## Data shown
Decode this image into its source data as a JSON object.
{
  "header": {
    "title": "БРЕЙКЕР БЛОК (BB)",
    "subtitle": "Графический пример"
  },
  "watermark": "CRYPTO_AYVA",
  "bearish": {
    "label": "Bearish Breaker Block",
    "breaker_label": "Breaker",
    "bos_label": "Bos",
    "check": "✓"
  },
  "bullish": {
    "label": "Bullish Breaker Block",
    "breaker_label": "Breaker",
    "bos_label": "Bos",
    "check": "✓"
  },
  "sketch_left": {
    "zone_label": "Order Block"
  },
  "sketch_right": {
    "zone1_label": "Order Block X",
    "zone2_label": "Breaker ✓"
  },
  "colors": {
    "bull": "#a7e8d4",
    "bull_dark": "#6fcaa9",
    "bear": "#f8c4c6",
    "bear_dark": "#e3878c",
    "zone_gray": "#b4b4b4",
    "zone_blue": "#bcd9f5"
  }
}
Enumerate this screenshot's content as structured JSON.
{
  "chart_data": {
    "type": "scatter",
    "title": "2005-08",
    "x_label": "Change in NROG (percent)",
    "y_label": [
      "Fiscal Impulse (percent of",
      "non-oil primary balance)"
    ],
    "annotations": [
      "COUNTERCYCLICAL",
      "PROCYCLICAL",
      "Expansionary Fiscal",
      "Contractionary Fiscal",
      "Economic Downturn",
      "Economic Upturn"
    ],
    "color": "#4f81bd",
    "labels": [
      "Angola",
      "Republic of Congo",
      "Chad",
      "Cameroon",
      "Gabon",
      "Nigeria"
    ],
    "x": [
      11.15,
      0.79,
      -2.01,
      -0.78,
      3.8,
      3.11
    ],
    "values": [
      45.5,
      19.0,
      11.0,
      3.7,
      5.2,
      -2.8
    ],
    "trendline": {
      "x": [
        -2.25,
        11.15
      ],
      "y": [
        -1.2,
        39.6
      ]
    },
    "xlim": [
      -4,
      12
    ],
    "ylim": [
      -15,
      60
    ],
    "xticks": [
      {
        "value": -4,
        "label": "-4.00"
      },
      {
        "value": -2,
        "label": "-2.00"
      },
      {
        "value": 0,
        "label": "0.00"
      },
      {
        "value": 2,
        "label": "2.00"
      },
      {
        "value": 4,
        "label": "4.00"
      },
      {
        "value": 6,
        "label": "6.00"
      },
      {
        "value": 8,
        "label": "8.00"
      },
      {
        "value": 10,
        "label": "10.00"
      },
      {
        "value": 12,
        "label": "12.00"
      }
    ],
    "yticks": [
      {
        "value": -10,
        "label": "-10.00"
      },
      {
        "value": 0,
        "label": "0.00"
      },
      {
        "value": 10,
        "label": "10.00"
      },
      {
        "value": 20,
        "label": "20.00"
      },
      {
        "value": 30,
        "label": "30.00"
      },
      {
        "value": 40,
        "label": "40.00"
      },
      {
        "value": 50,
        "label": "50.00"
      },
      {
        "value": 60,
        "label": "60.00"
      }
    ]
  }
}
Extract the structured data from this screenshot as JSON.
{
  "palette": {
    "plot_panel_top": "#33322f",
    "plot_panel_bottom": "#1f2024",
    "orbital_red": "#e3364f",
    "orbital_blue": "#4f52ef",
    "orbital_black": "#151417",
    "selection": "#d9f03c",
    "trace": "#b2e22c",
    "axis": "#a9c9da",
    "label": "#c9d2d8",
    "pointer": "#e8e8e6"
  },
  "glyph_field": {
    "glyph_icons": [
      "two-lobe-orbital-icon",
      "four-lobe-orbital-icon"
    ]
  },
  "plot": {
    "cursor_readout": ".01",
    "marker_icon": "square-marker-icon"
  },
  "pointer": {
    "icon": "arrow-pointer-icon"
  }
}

## Your objective
Repeat every line of the records above exactly.

## Solution for this exercise
Decode this image into its source data as a JSON object.
{
  "header": {
    "title": "БРЕЙКЕР БЛОК (BB)",
    "subtitle": "Графический пример"
  },
  "watermark": "CRYPTO_AYVA",
  "bearish": {
    "label": "Bearish Breaker Block",
    "breaker_label": "Breaker",
    "bos_label": "Bos",
    "check": "✓"
  },
  "bullish": {
    "label": "Bullish Breaker Block",
    "breaker_label": "Breaker",
    "bos_label": "Bos",
    "check": "✓"
  },
  "sketch_left": {
    "zone_label": "Order Block"
  },
  "sketch_right": {
    "zone1_label": "Order Block X",
    "zone2_label": "Breaker ✓"
  },
  "colors": {
    "bull": "#a7e8d4",
    "bull_dark": "#6fcaa9",
    "bear": "#f8c4c6",
    "bear_dark": "#e3878c",
    "zone_gray": "#b4b4b4",
    "zone_blue": "#bcd9f5"
  }
}
Enumerate this screenshot's content as structured JSON.
{
  "chart_data": {
    "type": "scatter",
    "title": "2005-08",
    "x_label": "Change in NROG (percent)",
    "y_label": [
      "Fiscal Impulse (percent of",
      "non-oil primary balance)"
    ],
    "annotations": [
      "COUNTERCYCLICAL",
      "PROCYCLICAL",
      "Expansionary Fiscal",
      "Contractionary Fiscal",
      "Economic Downturn",
      "Economic Upturn"
    ],
    "color": "#4f81bd",
    "labels": [
      "Angola",
      "Republic of Congo",
      "Chad",
      "Cameroon",
      "Gabon",
      "Nigeria"
    ],
    "x": [
      11.15,
      0.79,
      -2.01,
      -0.78,
      3.8,
      3.11
    ],
    "values": [
      45.5,
      19.0,
      11.0,
      3.7,
      5.2,
      -2.8
    ],
    "trendline": {
      "x": [
        -2.25,
        11.15
      ],
      "y": [
        -1.2,
        39.6
      ]
    },
    "xlim": [
      -4,
      12
    ],
    "ylim": [
      -15,
      60
    ],
    "xticks": [
      {
        "value": -4,
        "label": "-4.00"
      },
      {
        "value": -2,
        "label": "-2.00"
      },
      {
        "value": 0,
        "label": "0.00"
      },
      {
        "value": 2,
        "label": "2.00"
      },
      {
        "value": 4,
        "label": "4.00"
      },
      {
        "value": 6,
        "label": "6.00"
      },
      {
        "value": 8,
        "label": "8.00"
      },
      {
        "value": 10,
        "label": "10.00"
      },
      {
        "value": 12,
        "label": "12.00"
      }
    ],
    "yticks": [
      {
        "value": -10,
        "label": "-10.00"
      },
      {
        "value": 0,
        "label": "0.00"
      },
      {
        "value": 10,
        "label": "10.00"
      },
      {
        "value": 20,
        "label": "20.00"
      },
      {
        "value": 30,
        "label": "30.00"
      },
      {
        "value": 40,
        "label": "40.00"
      },
      {
        "value": 50,
        "label": "50.00"
      },
      {
        "value": 60,
        "label": "60.00"
      }
    ]
  }
}
Extract the structured data from this screenshot as JSON.
{
  "palette": {
    "plot_panel_top": "#33322f",
    "plot_panel_bottom": "#1f2024",
    "orbital_red": "#e3364f",
    "orbital_blue": "#4f52ef",
    "orbital_black": "#151417",
    "selection": "#d9f03c",
    "trace": "#b2e22c",
    "axis": "#a9c9da",
    "label": "#c9d2d8",
    "pointer": "#e8e8e6"
  },
  "glyph_field": {
    "glyph_icons": [
      "two-lobe-orbital-icon",
      "four-lobe-orbital-icon"
    ]
  },
  "plot": {
    "cursor_readout": ".01",
    "marker_icon": "square-marker-icon"
  },
  "pointer": {
    "icon": "arrow-pointer-icon"
  }
}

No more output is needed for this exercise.